Entries from a dataset:
--

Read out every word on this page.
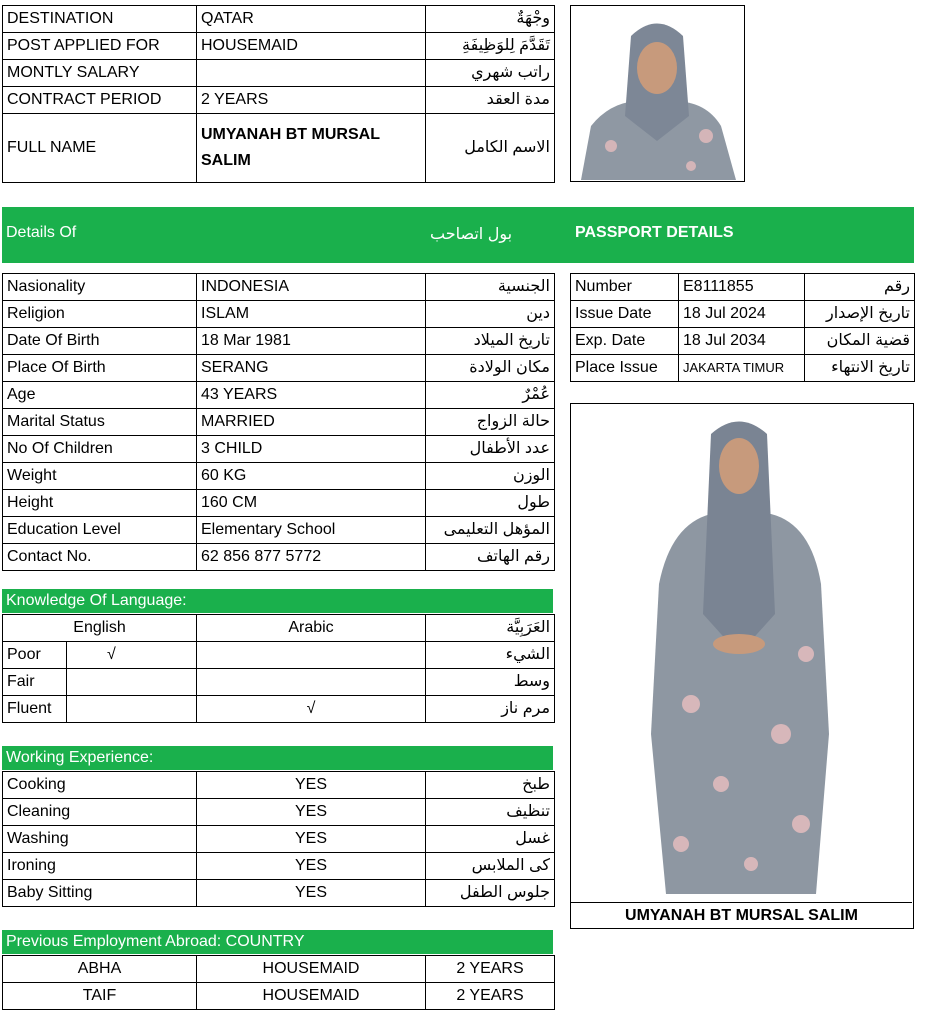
DESTINATION	QATAR	وجْهَةٌ
POST APPLIED FOR	HOUSEMAID	تَقَدَّمَ لِلوَظِيفَةِ
MONTLY SALARY		راتب شهري
CONTRACT PERIOD	2 YEARS	مدة العقد
FULL NAME	UMYANAH BT MURSAL SALIM	الاسم الكامل
Details Of	بول اتصاحب	PASSPORT DETAILS
Nasionality	INDONESIA	الجنسية
Religion	ISLAM	دين
Date Of Birth	18 Mar 1981	تاريخ الميلاد
Place Of Birth	SERANG	مكان الولادة
Age	43 YEARS	عُمْرٌ
Marital Status	MARRIED	حالة الزواج
No Of Children	3 CHILD	عدد الأطفال
Weight	60 KG	الوزن
Height	160 CM	طول
Education Level	Elementary School	المؤهل التعليمى
Contact No.	62 856 877 5772	رقم الهاتف
Number	E8111855	رقم
Issue Date	18 Jul 2024	تاريخ الإصدار
Exp. Date	18 Jul 2034	قضية المكان
Place Issue	JAKARTA TIMUR	تاريخ الانتهاء
UMYANAH BT MURSAL SALIM
Knowledge Of Language:
English		Arabic	العَرَبِيَّة
Poor	√		الشيء
Fair			وسط
Fluent		√	مرم ناز
Working Experience:
Cooking	YES	طبخ
Cleaning	YES	تنظيف
Washing	YES	غسل
Ironing	YES	کی الملابس
Baby Sitting	YES	جلوس الطفل
Previous Employment Abroad: COUNTRY
ABHA	HOUSEMAID	2 YEARS
TAIF	HOUSEMAID	2 YEARS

--

SET TASK: Copy the entries exactly. Leave out the images.

CORRECT RESPONSE:
Read out every word on this page.
DESTINATION	QATAR	وجْهَةٌ
POST APPLIED FOR	HOUSEMAID	تَقَدَّمَ لِلوَظِيفَةِ
MONTLY SALARY		راتب شهري
CONTRACT PERIOD	2 YEARS	مدة العقد
FULL NAME	UMYANAH BT MURSAL SALIM	الاسم الكامل
Details Of	بول اتصاحب	PASSPORT DETAILS
Nasionality	INDONESIA	الجنسية
Religion	ISLAM	دين
Date Of Birth	18 Mar 1981	تاريخ الميلاد
Place Of Birth	SERANG	مكان الولادة
Age	43 YEARS	عُمْرٌ
Marital Status	MARRIED	حالة الزواج
No Of Children	3 CHILD	عدد الأطفال
Weight	60 KG	الوزن
Height	160 CM	طول
Education Level	Elementary School	المؤهل التعليمى
Contact No.	62 856 877 5772	رقم الهاتف
Number	E8111855	رقم
Issue Date	18 Jul 2024	تاريخ الإصدار
Exp. Date	18 Jul 2034	قضية المكان
Place Issue	JAKARTA TIMUR	تاريخ الانتهاء
UMYANAH BT MURSAL SALIM
Knowledge Of Language:
English		Arabic	العَرَبِيَّة
Poor	√		الشيء
Fair			وسط
Fluent		√	مرم ناز
Working Experience:
Cooking	YES	طبخ
Cleaning	YES	تنظيف
Washing	YES	غسل
Ironing	YES	کی الملابس
Baby Sitting	YES	جلوس الطفل
Previous Employment Abroad: COUNTRY
ABHA	HOUSEMAID	2 YEARS
TAIF	HOUSEMAID	2 YEARS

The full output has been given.